--- Data extract ---

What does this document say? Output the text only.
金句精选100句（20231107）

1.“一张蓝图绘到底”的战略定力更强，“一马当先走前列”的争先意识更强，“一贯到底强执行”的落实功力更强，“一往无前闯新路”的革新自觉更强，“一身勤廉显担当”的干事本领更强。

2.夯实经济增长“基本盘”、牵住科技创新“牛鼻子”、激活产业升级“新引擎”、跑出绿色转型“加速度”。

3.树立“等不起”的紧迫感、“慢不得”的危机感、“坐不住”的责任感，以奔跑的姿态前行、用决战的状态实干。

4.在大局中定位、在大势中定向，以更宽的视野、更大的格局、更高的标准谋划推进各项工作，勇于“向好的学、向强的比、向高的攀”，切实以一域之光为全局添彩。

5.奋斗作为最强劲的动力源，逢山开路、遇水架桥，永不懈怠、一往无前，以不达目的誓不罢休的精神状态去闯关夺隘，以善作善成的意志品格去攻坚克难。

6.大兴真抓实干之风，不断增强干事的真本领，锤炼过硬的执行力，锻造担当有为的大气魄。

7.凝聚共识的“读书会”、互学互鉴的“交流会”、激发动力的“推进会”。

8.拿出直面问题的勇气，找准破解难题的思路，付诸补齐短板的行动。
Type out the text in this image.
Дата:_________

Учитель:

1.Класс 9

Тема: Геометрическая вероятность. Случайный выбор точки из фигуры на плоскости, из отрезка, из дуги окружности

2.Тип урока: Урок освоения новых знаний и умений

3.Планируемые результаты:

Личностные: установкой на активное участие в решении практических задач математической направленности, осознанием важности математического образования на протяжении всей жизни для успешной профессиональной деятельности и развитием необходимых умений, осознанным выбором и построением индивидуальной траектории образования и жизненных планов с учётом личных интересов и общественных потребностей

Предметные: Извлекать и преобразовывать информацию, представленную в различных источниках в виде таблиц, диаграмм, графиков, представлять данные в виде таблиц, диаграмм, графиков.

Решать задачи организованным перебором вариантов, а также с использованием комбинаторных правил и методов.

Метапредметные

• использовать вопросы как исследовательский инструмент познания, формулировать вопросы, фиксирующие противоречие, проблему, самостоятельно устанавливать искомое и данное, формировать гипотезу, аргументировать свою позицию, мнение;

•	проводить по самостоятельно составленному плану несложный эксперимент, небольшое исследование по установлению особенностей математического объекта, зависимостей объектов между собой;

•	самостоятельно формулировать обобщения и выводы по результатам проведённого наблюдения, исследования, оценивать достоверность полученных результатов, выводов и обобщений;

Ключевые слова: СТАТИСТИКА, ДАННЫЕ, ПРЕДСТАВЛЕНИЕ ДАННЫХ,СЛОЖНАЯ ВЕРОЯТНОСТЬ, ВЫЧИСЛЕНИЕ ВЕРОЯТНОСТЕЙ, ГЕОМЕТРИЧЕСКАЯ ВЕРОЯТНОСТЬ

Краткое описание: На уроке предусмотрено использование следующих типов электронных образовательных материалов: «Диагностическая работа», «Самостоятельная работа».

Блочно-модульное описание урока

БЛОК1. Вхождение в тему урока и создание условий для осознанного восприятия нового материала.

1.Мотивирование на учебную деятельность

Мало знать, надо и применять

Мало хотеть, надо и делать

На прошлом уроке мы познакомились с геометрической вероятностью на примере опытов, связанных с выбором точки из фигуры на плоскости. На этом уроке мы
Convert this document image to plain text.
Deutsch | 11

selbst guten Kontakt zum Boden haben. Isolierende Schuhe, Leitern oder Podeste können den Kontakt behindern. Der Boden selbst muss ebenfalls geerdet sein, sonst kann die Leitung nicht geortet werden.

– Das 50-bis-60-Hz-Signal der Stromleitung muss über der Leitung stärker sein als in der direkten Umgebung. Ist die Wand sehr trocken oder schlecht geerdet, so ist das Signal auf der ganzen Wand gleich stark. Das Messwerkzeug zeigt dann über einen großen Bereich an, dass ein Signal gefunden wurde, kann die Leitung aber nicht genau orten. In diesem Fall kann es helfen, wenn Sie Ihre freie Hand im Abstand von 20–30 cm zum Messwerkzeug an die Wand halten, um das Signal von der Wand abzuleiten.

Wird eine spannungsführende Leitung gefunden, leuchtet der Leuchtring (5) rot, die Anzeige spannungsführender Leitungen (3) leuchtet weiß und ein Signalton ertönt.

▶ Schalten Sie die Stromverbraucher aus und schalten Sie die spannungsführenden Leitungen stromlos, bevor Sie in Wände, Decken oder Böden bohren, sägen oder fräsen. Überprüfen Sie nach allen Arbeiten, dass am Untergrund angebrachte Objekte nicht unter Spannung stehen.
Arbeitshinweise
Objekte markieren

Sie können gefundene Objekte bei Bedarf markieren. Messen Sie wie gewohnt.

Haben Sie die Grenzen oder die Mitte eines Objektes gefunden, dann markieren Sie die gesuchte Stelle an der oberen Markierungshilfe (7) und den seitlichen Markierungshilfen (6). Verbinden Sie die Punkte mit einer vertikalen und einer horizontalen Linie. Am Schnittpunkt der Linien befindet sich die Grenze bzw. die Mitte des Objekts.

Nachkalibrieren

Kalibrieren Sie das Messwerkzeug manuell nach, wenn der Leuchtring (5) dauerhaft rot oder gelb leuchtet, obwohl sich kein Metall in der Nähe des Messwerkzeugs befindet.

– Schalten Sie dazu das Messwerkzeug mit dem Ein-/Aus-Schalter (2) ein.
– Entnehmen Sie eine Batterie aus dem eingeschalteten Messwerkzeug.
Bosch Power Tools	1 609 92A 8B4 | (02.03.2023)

---

Requirements —
Repeat every record, keeping each word and mark exactly as it is.

Written response —
What does this document say? Output the text only.
金句精选100句（20231107）

1.“一张蓝图绘到底”的战略定力更强，“一马当先走前列”的争先意识更强，“一贯到底强执行”的落实功力更强，“一往无前闯新路”的革新自觉更强，“一身勤廉显担当”的干事本领更强。

2.夯实经济增长“基本盘”、牵住科技创新“牛鼻子”、激活产业升级“新引擎”、跑出绿色转型“加速度”。

3.树立“等不起”的紧迫感、“慢不得”的危机感、“坐不住”的责任感，以奔跑的姿态前行、用决战的状态实干。

4.在大局中定位、在大势中定向，以更宽的视野、更大的格局、更高的标准谋划推进各项工作，勇于“向好的学、向强的比、向高的攀”，切实以一域之光为全局添彩。

5.奋斗作为最强劲的动力源，逢山开路、遇水架桥，永不懈怠、一往无前，以不达目的誓不罢休的精神状态去闯关夺隘，以善作善成的意志品格去攻坚克难。

6.大兴真抓实干之风，不断增强干事的真本领，锤炼过硬的执行力，锻造担当有为的大气魄。

7.凝聚共识的“读书会”、互学互鉴的“交流会”、激发动力的“推进会”。

8.拿出直面问题的勇气，找准破解难题的思路，付诸补齐短板的行动。
Type out the text in this image.
Дата:_________

Учитель:

1.Класс 9

Тема: Геометрическая вероятность. Случайный выбор точки из фигуры на плоскости, из отрезка, из дуги окружности

2.Тип урока: Урок освоения новых знаний и умений

3.Планируемые результаты:

Личностные: установкой на активное участие в решении практических задач математической направленности, осознанием важности математического образования на протяжении всей жизни для успешной профессиональной деятельности и развитием необходимых умений, осознанным выбором и построением индивидуальной траектории образования и жизненных планов с учётом личных интересов и общественных потребностей

Предметные: Извлекать и преобразовывать информацию, представленную в различных источниках в виде таблиц, диаграмм, графиков, представлять данные в виде таблиц, диаграмм, графиков.

Решать задачи организованным перебором вариантов, а также с использованием комбинаторных правил и методов.

Метапредметные

• использовать вопросы как исследовательский инструмент познания, формулировать вопросы, фиксирующие противоречие, проблему, самостоятельно устанавливать искомое и данное, формировать гипотезу, аргументировать свою позицию, мнение;

•	проводить по самостоятельно составленному плану несложный эксперимент, небольшое исследование по установлению особенностей математического объекта, зависимостей объектов между собой;

•	самостоятельно формулировать обобщения и выводы по результатам проведённого наблюдения, исследования, оценивать достоверность полученных результатов, выводов и обобщений;

Ключевые слова: СТАТИСТИКА, ДАННЫЕ, ПРЕДСТАВЛЕНИЕ ДАННЫХ,СЛОЖНАЯ ВЕРОЯТНОСТЬ, ВЫЧИСЛЕНИЕ ВЕРОЯТНОСТЕЙ, ГЕОМЕТРИЧЕСКАЯ ВЕРОЯТНОСТЬ

Краткое описание: На уроке предусмотрено использование следующих типов электронных образовательных материалов: «Диагностическая работа», «Самостоятельная работа».

Блочно-модульное описание урока

БЛОК1. Вхождение в тему урока и создание условий для осознанного восприятия нового материала.

1.Мотивирование на учебную деятельность

Мало знать, надо и применять

Мало хотеть, надо и делать

На прошлом уроке мы познакомились с геометрической вероятностью на примере опытов, связанных с выбором точки из фигуры на плоскости. На этом уроке мы
Convert this document image to plain text.
Deutsch | 11

selbst guten Kontakt zum Boden haben. Isolierende Schuhe, Leitern oder Podeste können den Kontakt behindern. Der Boden selbst muss ebenfalls geerdet sein, sonst kann die Leitung nicht geortet werden.

– Das 50-bis-60-Hz-Signal der Stromleitung muss über der Leitung stärker sein als in der direkten Umgebung. Ist die Wand sehr trocken oder schlecht geerdet, so ist das Signal auf der ganzen Wand gleich stark. Das Messwerkzeug zeigt dann über einen großen Bereich an, dass ein Signal gefunden wurde, kann die Leitung aber nicht genau orten. In diesem Fall kann es helfen, wenn Sie Ihre freie Hand im Abstand von 20–30 cm zum Messwerkzeug an die Wand halten, um das Signal von der Wand abzuleiten.

Wird eine spannungsführende Leitung gefunden, leuchtet der Leuchtring (5) rot, die Anzeige spannungsführender Leitungen (3) leuchtet weiß und ein Signalton ertönt.

▶ Schalten Sie die Stromverbraucher aus und schalten Sie die spannungsführenden Leitungen stromlos, bevor Sie in Wände, Decken oder Böden bohren, sägen oder fräsen. Überprüfen Sie nach allen Arbeiten, dass am Untergrund angebrachte Objekte nicht unter Spannung stehen.
Arbeitshinweise
Objekte markieren

Sie können gefundene Objekte bei Bedarf markieren. Messen Sie wie gewohnt.

Haben Sie die Grenzen oder die Mitte eines Objektes gefunden, dann markieren Sie die gesuchte Stelle an der oberen Markierungshilfe (7) und den seitlichen Markierungshilfen (6). Verbinden Sie die Punkte mit einer vertikalen und einer horizontalen Linie. Am Schnittpunkt der Linien befindet sich die Grenze bzw. die Mitte des Objekts.

Nachkalibrieren

Kalibrieren Sie das Messwerkzeug manuell nach, wenn der Leuchtring (5) dauerhaft rot oder gelb leuchtet, obwohl sich kein Metall in der Nähe des Messwerkzeugs befindet.

– Schalten Sie dazu das Messwerkzeug mit dem Ein-/Aus-Schalter (2) ein.
– Entnehmen Sie eine Batterie aus dem eingeschalteten Messwerkzeug.
Bosch Power Tools	1 609 92A 8B4 | (02.03.2023)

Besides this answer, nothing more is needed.